Bloc de texte:
━━━━━━━━━━━━━━━━━━━━

Amuseur public

Le médian argentin débarque au Sporting précédé d’une flatteuse réputation. Répondra-t-il à l’attente ?

Anderlecht a recruté jeune, cette année. Avec ses 26 ans, Hernan Losada fait figure de doyens des nouvelles recrues. Comparé à Cheikou Kouyate (19 ans), Kanu (19 ans), Matías Suarez (20 ans), Arnold Kruiswijk (23 ans) et Nemanja Rnic (23 ans), il possède déjà pas mal d’expérience, dont deux ans en Belgique sous les couleurs du Germinal Beerschot. C’est là qu’on a appris à le connaître, et au vu de ce qu’il a montré au Kiel, il est logique que les supporters anderlechtois attendent beaucoup de lui.

Lorsque vous jouiez au Germinal Beerschot, tout le monde affirmait que vous étiez un joueur pour Anderlecht. Aujourd’hui, la prédiction s’est réalisée. Qu’est-ce que cela représente, pour vous ?

Hernan Losada : C’est à la fois une grande fierté et une responsabilité accrue. C’est aussi une récompense pour tous les efforts que j’ai consentis. Durant deux années passées au Germinal Beerschot, j’ai lutté sans cesse. La découverte d’un nouveau pays, l’apprentissage d’une nouvelle langue (le néerlandais en l’occurrence à l’époque, aujourd’hui je prends des cours de français) : tout n’a pas été facile. Je me suis accroché, y compris comme lorsqu’on m’a demandé d’évoluer à une position qui n’était pas la mienne.

Que voulez-vous dire ?

J’ai joué sur le flanc droit à un moment donné, vous ne vous en souvenez pas ? Cela ne m’a pas fait plaisir, mais je n’avais pas le choix. C’était le flanc droit ou le banc. J’ai opté pour le flanc droit. Cela m’a demandé beaucoup d’efforts, mais ma persévérance a été récompensée. Ce que j’ai démontré dans un rôle inhabituel m’a permis d’occuper, après un certain temps, une place plus en rapport avec mes capacités. Avec le succès que vous savez. En débarquant en Belgique, je me suis fixé un objectif : celui de rester en Europe. Il faut se souvenir qu’au début, je n’avais été engagé que pour une période d’un an, sous forme de prêt avec option. Nous étions cinq Argentins dans le cas, il y avait donc un doute à notre sujet. Le fait que l’option ait été levée était déjà un premier succès pour moi. Je pouvais rester, au même titre que Gustavo Colman, désormais parti en Turquie. Savoir que le club avait confiance en moi m’a boosté. Je suis reconnaissant envers le Germinal Beerschot, et en particulier envers son président Jos Verhaeghe, d’être venu me chercher en Argentine. J’ai pu y démontrer mes qualités footballistiques et humaines. Ensuite, ma réussite fut surtout une question de travail.

━━━━━━━━━━━━━━━━━━━━

Lignes affichées:
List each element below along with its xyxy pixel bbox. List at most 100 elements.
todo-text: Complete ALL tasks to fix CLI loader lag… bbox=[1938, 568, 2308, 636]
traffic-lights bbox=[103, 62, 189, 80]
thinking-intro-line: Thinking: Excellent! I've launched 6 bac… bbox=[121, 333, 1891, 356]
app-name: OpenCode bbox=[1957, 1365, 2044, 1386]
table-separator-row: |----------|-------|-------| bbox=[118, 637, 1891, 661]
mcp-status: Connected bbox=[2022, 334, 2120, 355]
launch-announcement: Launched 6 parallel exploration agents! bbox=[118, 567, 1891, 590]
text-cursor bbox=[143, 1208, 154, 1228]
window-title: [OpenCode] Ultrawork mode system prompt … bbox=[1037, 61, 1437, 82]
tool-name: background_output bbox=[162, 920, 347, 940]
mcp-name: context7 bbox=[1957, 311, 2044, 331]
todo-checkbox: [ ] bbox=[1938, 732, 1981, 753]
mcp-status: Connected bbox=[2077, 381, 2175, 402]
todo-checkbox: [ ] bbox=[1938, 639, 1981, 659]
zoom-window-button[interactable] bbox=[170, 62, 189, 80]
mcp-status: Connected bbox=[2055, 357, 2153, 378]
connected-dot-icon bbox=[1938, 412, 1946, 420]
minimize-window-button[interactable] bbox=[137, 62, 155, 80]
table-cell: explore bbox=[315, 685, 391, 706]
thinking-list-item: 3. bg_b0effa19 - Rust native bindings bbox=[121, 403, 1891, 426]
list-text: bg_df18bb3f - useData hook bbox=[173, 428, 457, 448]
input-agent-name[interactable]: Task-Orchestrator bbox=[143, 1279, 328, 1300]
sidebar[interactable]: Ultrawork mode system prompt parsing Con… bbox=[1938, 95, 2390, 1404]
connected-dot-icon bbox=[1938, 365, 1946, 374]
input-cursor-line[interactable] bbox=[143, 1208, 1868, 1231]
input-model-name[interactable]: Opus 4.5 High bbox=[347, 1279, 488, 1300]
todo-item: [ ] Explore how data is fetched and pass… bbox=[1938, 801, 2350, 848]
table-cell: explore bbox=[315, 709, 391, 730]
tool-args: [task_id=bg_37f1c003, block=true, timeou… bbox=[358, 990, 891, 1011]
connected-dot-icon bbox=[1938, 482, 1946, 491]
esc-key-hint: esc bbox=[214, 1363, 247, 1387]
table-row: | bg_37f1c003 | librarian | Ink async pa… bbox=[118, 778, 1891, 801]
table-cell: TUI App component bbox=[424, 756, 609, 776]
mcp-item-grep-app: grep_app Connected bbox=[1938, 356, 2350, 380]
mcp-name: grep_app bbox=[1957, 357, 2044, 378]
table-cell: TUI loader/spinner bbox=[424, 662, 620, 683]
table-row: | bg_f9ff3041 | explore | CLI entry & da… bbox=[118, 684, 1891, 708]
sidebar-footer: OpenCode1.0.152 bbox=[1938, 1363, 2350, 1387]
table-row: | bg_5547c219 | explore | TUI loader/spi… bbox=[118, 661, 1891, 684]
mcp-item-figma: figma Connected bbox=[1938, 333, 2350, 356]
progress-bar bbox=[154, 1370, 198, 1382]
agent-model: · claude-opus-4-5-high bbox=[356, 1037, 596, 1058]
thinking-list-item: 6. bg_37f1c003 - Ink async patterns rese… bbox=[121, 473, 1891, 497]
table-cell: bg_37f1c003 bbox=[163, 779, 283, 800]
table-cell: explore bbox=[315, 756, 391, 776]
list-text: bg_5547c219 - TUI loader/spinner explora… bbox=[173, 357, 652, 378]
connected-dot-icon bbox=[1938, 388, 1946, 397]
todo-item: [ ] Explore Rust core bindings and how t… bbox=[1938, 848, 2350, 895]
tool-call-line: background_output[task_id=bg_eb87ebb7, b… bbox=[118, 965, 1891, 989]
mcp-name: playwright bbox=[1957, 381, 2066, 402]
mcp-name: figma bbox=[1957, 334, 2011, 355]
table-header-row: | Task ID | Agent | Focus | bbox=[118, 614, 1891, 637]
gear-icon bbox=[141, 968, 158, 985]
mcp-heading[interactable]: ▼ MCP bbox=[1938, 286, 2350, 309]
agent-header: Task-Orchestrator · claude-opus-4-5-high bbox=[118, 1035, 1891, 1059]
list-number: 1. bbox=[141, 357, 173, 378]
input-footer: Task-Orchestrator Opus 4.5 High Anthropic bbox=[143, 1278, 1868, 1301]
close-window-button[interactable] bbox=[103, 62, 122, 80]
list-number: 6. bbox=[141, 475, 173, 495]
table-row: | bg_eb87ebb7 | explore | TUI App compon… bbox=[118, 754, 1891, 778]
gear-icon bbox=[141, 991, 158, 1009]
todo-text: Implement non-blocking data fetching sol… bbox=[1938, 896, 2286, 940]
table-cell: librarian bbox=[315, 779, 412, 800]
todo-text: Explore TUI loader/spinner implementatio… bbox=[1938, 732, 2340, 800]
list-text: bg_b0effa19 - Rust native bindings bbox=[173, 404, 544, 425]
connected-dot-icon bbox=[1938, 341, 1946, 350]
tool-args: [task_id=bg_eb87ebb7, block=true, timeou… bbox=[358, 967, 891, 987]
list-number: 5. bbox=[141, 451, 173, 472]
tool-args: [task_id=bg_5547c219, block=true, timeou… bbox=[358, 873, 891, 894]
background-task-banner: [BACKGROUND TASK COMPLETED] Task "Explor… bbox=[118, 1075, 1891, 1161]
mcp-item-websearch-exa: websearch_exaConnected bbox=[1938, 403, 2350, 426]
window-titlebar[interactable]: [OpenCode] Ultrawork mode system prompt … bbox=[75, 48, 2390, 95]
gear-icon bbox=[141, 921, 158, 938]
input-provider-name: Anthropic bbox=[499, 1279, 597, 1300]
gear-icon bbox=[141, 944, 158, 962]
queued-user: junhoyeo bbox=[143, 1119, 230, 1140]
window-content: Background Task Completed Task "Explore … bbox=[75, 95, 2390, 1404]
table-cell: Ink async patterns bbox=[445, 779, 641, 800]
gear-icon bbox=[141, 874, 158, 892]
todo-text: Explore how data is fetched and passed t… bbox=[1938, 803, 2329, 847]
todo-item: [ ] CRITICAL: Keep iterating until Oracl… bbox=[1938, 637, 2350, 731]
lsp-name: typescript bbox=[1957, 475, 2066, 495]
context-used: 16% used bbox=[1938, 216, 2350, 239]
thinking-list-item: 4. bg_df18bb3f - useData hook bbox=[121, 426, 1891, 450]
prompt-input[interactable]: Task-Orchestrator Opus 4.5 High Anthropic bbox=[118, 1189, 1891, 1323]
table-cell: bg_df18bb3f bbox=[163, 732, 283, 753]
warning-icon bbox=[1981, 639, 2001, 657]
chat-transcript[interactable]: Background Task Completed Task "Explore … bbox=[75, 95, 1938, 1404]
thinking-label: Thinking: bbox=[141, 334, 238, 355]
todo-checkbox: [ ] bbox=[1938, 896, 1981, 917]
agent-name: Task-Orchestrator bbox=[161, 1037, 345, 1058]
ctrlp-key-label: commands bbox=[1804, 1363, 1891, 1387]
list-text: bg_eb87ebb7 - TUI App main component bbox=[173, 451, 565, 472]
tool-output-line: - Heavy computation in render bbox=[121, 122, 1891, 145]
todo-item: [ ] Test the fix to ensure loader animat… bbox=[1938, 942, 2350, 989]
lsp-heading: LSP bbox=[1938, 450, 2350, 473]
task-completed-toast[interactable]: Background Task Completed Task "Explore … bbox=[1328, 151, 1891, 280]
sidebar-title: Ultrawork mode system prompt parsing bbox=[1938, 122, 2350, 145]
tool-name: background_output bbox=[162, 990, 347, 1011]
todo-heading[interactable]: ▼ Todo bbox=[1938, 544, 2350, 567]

━━━━━━━━━━━━━━━━━━━━

Objectif:
Transcrivez à l'identique le passage de l'entretien avec Hernan Losada qui va de « Lorsque vous jouiez » jusqu'à « pour vous ? » inclus.

Réponse complète:
Lorsque vous jouiez au Germinal Beerschot, tout le monde affirmait que vous étiez un joueur pour Anderlecht. Aujourd’hui, la prédiction s’est réalisée. Qu’est-ce que cela représente, pour vous ?